#### EXERCISE DATA

────────────────

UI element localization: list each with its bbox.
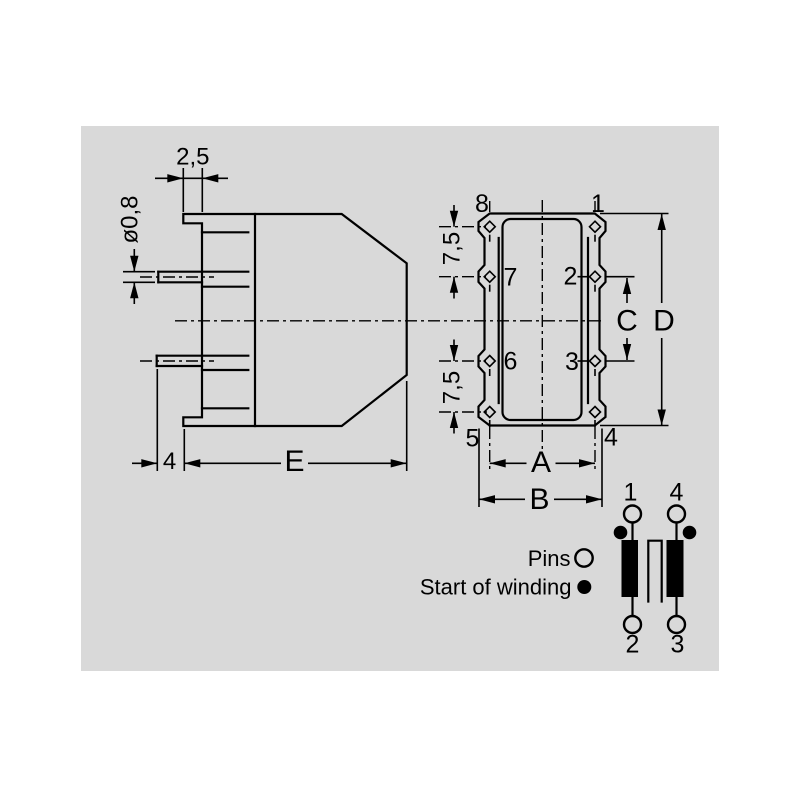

────────────────

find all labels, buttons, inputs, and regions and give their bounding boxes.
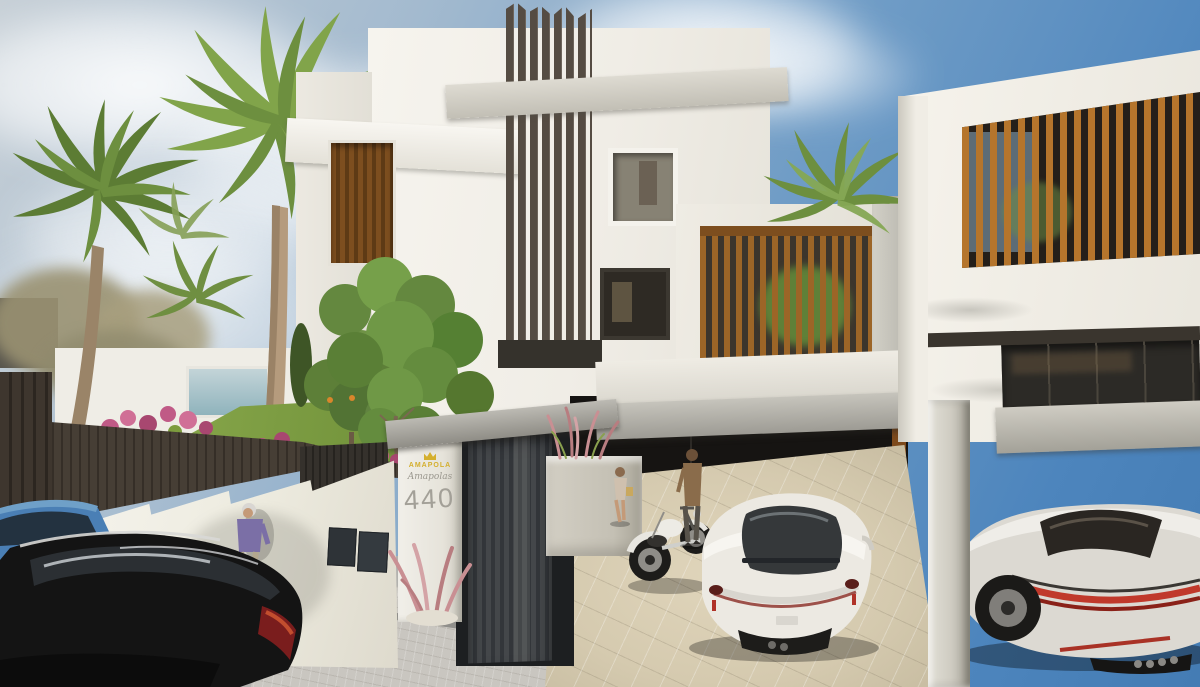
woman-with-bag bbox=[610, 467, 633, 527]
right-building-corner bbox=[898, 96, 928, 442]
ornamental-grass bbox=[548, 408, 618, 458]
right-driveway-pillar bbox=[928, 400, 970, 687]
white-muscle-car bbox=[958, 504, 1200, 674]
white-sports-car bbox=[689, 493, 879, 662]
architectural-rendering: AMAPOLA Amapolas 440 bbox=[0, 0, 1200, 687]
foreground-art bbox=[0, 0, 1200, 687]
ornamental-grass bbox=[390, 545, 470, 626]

────────────────

#### OBJECTIVE
Take the part of the entries that opens with the line containing "find all labels, buttons, inputs, and" and closes with the line containing "ornamental-grass bbox=[390, 545, 470, 626]", and write those lines out again with "regions" switched to "areas" and nothing else changed. Leave the pictures out.

#### SOLVED EXERCISE
find all labels, buttons, inputs, and areas and give their bounding boxes.
woman-with-bag bbox=[610, 467, 633, 527]
right-building-corner bbox=[898, 96, 928, 442]
ornamental-grass bbox=[548, 408, 618, 458]
right-driveway-pillar bbox=[928, 400, 970, 687]
white-muscle-car bbox=[958, 504, 1200, 674]
white-sports-car bbox=[689, 493, 879, 662]
architectural-rendering: AMAPOLA Amapolas 440 bbox=[0, 0, 1200, 687]
foreground-art bbox=[0, 0, 1200, 687]
ornamental-grass bbox=[390, 545, 470, 626]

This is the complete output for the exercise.